To do
In the entries that follow, find the word "like" and report each line it is on.

Provided information
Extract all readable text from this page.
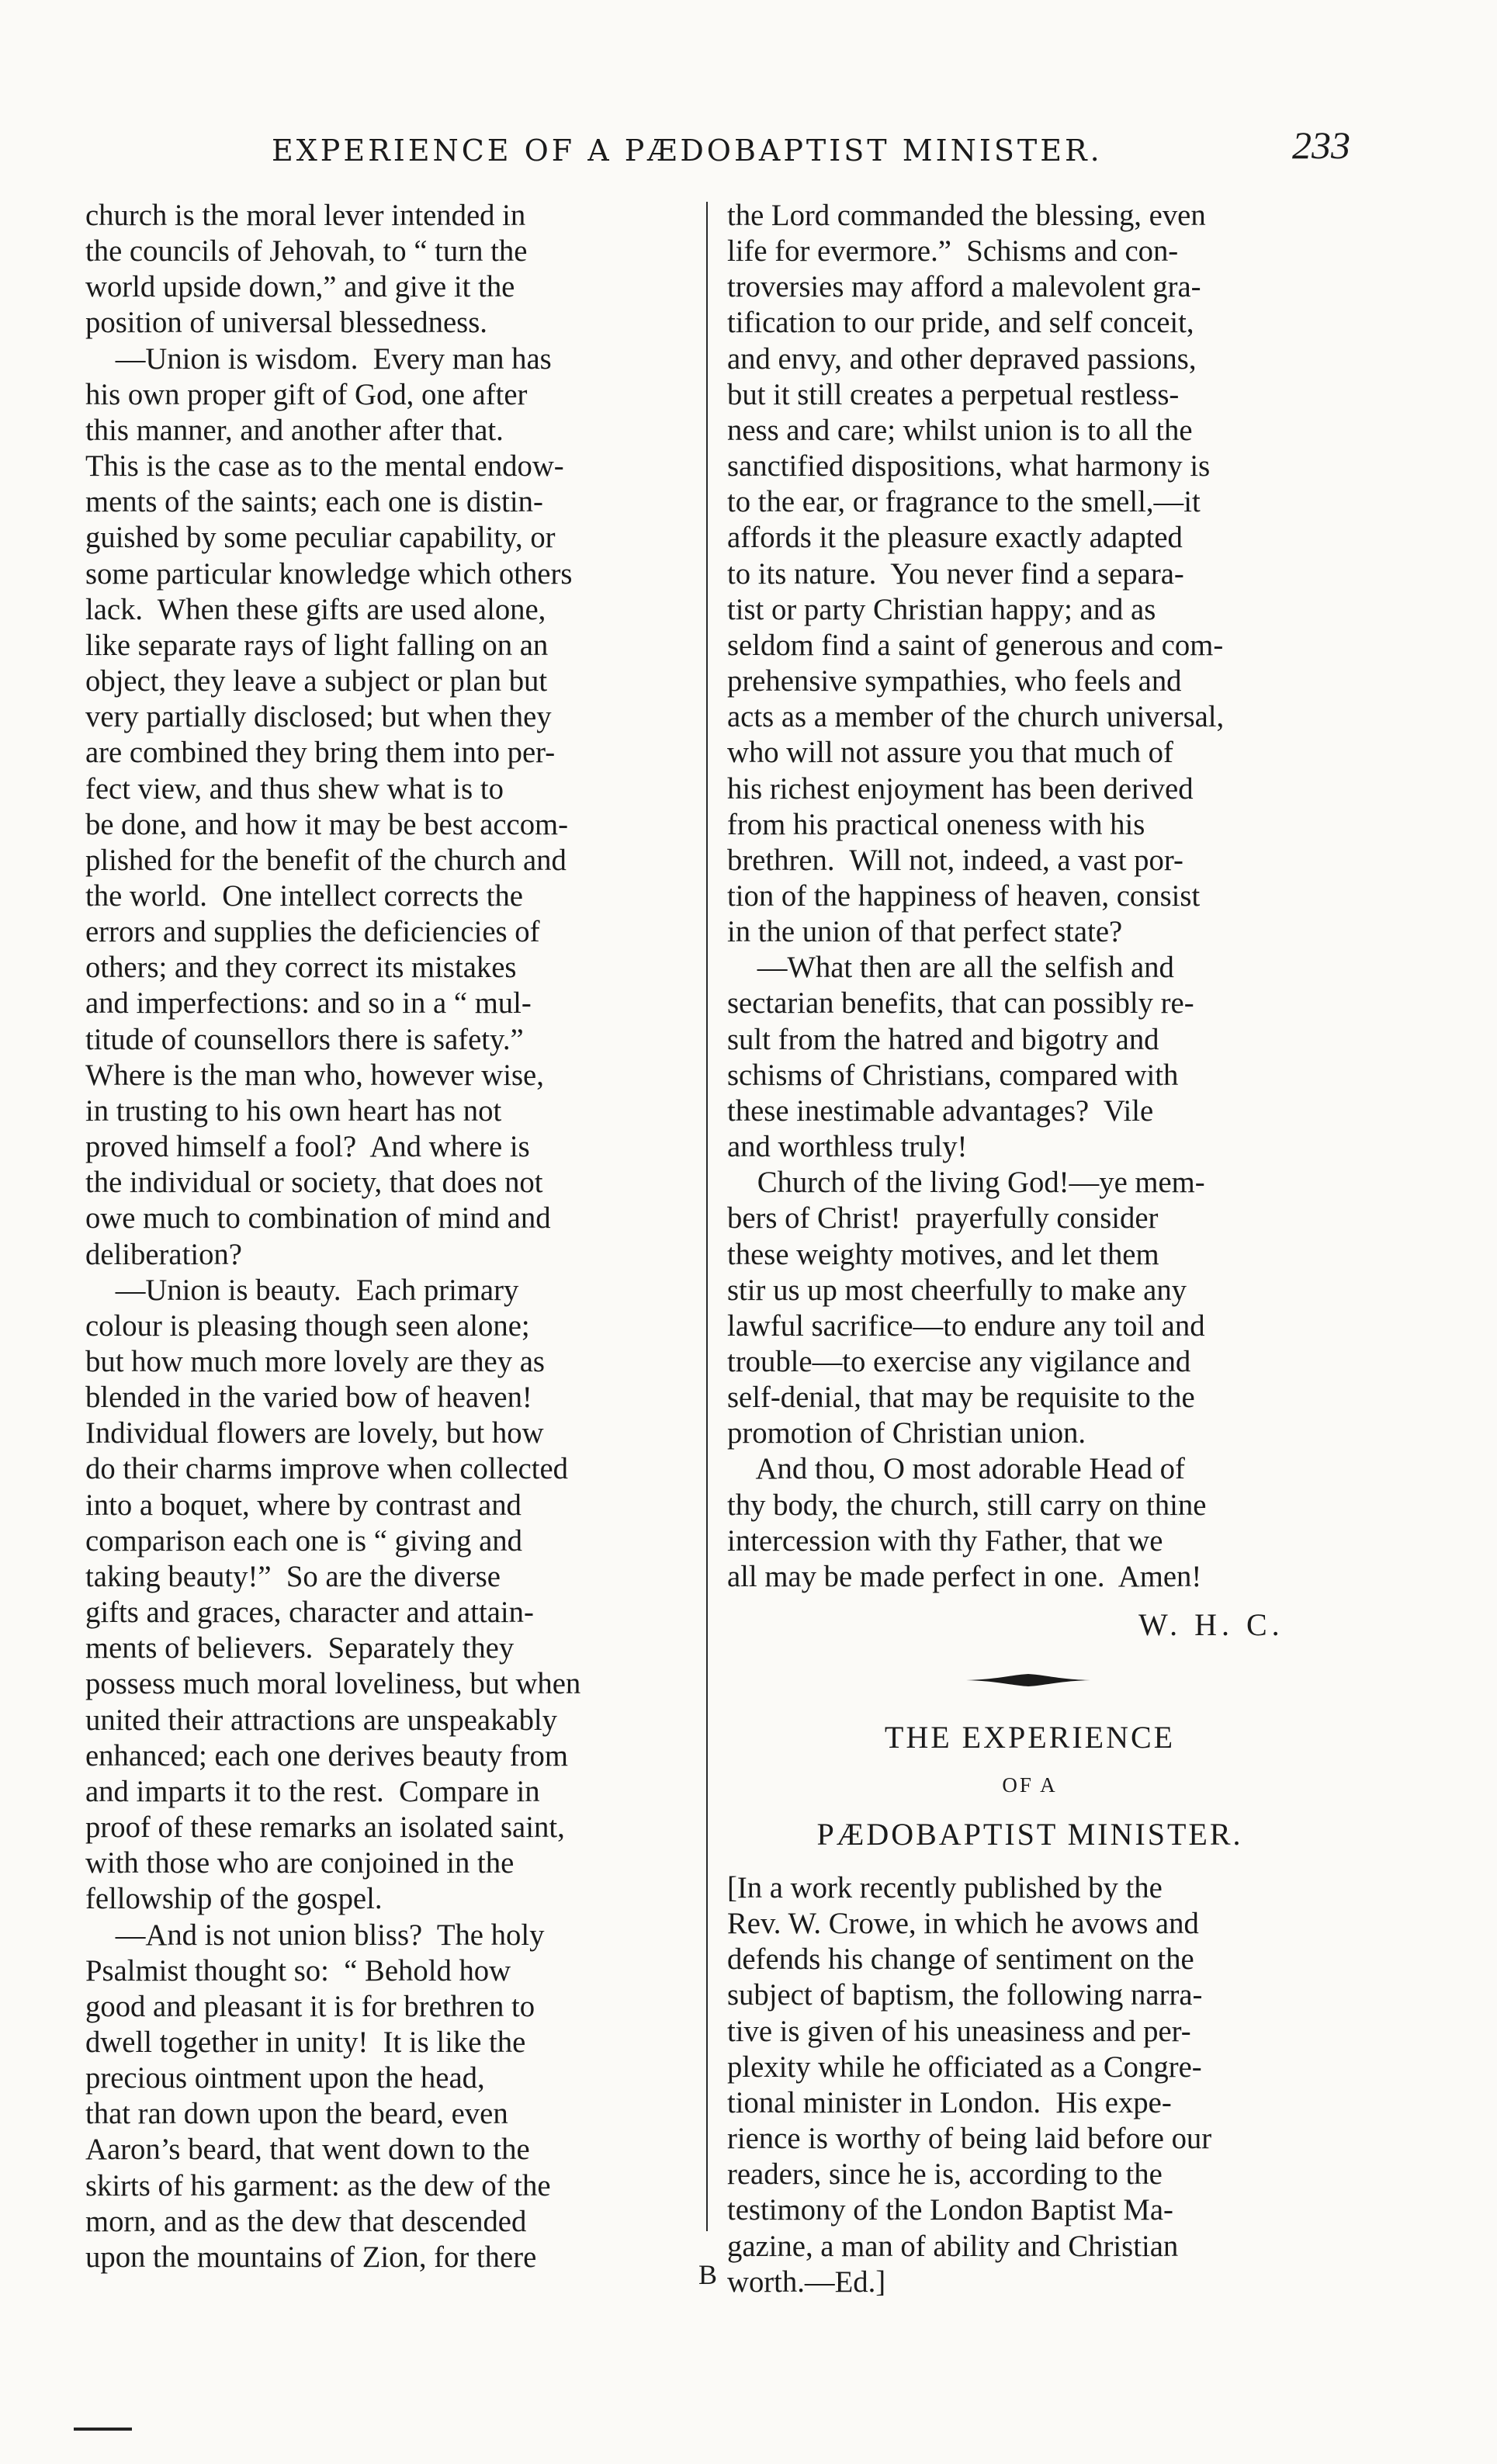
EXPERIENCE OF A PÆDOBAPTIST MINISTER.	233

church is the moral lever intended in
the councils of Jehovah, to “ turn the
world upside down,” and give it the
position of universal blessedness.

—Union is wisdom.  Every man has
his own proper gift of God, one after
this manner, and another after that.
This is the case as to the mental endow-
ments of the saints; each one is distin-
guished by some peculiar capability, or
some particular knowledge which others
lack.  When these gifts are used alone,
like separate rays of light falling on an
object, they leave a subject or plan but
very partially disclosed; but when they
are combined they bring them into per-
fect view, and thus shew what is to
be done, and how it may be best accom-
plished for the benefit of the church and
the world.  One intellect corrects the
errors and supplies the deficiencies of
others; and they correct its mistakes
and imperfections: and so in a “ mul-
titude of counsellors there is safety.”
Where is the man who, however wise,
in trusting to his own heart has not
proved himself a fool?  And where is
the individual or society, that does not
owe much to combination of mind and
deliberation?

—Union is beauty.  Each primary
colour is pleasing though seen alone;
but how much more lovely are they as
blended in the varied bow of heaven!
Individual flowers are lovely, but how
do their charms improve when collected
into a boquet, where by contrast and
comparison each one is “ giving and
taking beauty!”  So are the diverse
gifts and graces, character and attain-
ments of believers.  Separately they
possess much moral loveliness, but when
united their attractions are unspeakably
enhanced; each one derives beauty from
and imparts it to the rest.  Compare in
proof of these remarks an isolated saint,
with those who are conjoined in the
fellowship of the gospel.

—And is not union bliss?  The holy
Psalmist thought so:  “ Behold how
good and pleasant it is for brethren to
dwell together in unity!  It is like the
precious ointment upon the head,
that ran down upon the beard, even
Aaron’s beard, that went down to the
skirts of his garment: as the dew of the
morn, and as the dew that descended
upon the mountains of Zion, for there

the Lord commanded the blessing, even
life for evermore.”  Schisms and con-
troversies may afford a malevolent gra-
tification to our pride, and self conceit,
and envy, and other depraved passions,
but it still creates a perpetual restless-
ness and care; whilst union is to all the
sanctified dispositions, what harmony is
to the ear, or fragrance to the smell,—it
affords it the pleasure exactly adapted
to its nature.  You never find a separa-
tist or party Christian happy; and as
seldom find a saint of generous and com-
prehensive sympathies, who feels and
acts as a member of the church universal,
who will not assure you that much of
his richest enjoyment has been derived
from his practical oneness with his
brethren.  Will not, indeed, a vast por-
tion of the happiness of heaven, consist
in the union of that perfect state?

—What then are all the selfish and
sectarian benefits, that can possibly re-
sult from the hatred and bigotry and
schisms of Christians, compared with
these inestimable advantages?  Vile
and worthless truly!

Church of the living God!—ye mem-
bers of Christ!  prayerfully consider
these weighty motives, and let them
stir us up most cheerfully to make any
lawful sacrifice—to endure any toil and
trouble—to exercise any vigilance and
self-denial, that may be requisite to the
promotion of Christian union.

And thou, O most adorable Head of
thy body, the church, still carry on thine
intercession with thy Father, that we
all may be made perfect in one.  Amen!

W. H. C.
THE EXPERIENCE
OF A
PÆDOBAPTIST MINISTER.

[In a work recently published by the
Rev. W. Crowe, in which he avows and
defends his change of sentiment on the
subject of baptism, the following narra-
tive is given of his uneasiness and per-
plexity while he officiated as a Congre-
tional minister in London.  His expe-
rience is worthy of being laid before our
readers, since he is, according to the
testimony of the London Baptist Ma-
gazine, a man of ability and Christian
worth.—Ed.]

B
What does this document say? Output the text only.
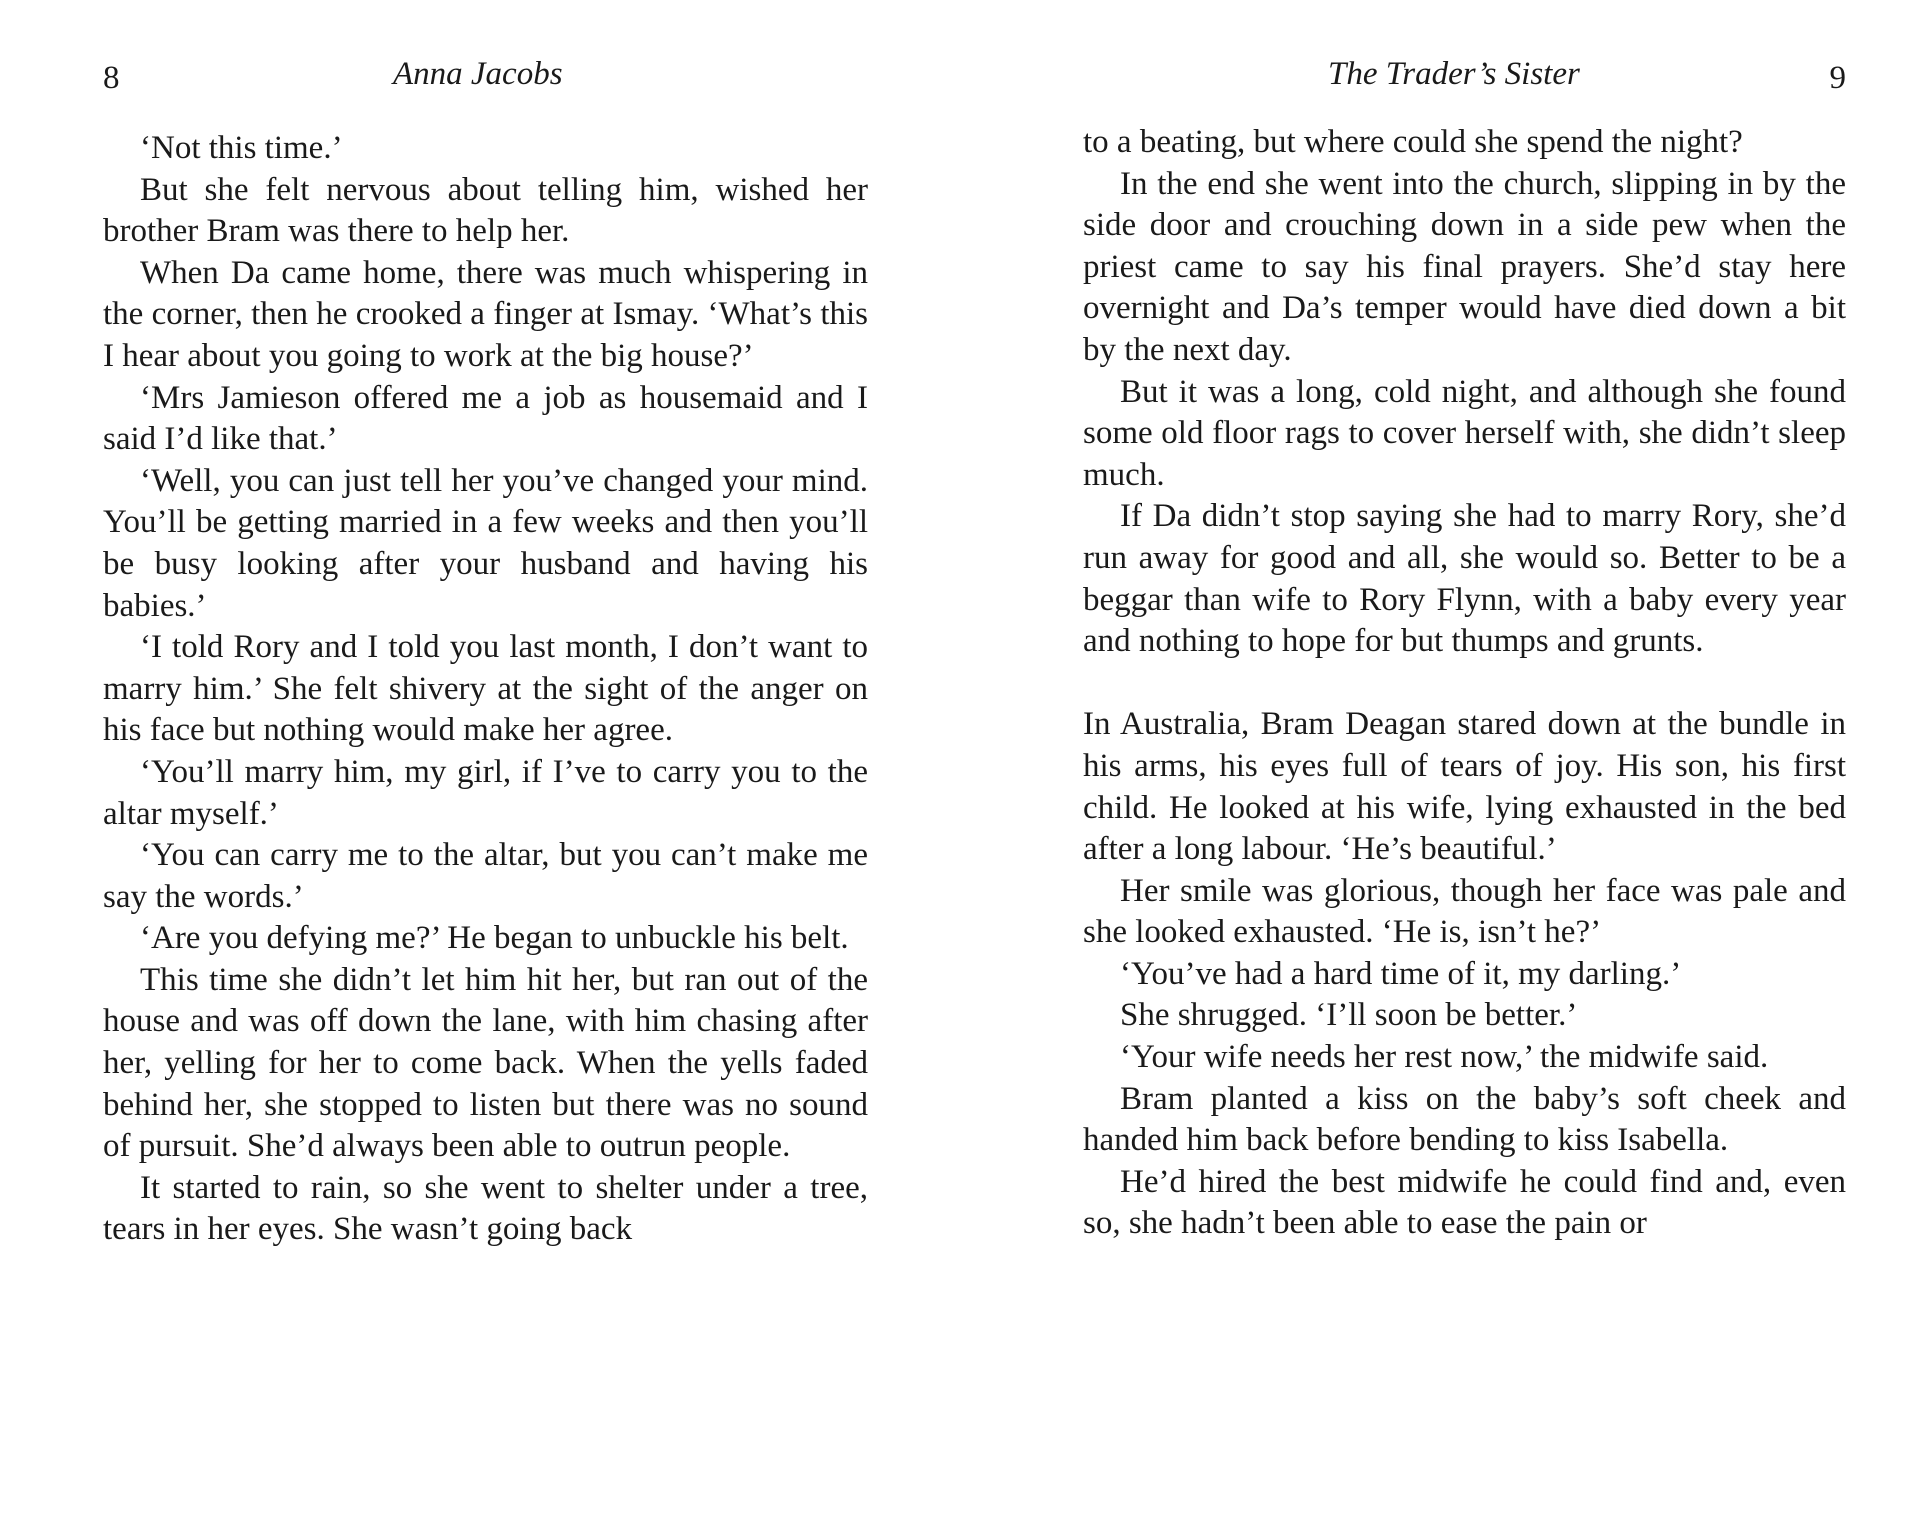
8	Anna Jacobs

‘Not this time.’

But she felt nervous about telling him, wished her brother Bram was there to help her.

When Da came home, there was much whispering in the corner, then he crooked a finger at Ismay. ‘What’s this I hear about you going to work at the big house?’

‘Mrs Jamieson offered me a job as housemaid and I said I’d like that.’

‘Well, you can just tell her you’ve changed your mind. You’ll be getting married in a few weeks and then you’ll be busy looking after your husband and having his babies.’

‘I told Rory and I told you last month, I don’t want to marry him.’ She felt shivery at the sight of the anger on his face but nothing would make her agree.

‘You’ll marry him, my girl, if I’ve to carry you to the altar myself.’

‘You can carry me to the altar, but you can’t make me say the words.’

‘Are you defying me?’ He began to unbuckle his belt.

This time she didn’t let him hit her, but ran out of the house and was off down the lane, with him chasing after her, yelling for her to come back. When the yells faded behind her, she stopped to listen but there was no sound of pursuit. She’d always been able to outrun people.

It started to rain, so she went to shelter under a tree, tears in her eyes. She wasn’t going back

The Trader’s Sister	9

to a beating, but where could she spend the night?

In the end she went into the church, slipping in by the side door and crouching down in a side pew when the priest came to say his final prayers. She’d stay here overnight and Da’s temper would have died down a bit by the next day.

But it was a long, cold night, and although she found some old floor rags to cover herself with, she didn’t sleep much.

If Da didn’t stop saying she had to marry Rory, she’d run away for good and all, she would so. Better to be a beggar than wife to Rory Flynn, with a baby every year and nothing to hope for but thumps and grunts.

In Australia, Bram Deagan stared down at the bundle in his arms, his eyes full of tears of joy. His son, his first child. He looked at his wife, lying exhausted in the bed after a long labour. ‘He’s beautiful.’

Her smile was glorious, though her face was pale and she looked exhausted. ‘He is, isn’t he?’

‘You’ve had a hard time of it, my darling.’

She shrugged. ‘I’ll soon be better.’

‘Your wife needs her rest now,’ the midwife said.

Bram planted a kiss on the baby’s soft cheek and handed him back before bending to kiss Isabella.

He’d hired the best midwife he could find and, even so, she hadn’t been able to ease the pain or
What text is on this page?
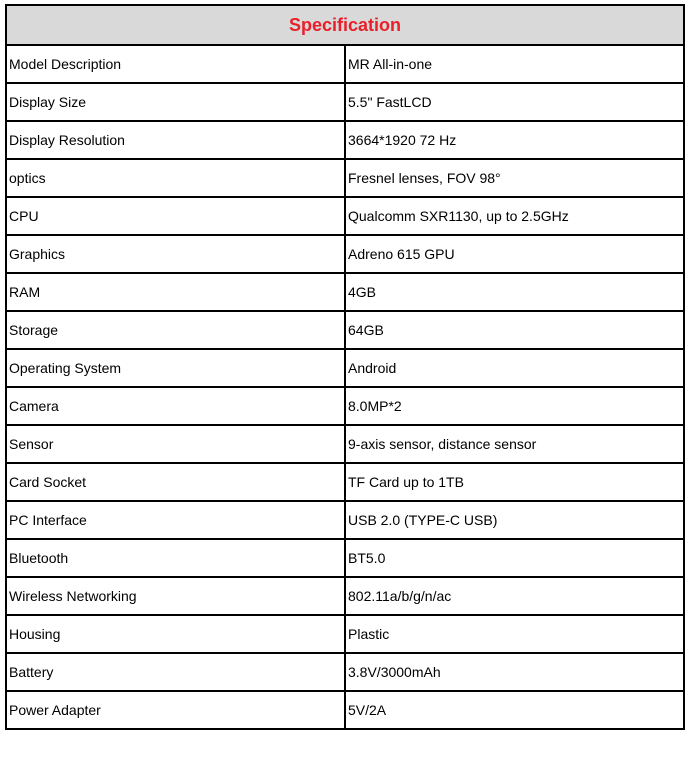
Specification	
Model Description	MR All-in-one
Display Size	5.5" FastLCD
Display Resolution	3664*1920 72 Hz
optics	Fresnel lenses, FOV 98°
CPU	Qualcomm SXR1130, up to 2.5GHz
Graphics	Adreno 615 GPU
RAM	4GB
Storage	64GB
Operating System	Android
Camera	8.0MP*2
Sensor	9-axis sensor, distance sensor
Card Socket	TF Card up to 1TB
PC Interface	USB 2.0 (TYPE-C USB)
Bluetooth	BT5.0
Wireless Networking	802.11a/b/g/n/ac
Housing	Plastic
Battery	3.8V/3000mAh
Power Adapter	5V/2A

Task answer
like separate rays of light falling on an
dwell together in unity!  It is like the
‘Mrs Jamieson offered me a job as housemaid and I said I’d like that.’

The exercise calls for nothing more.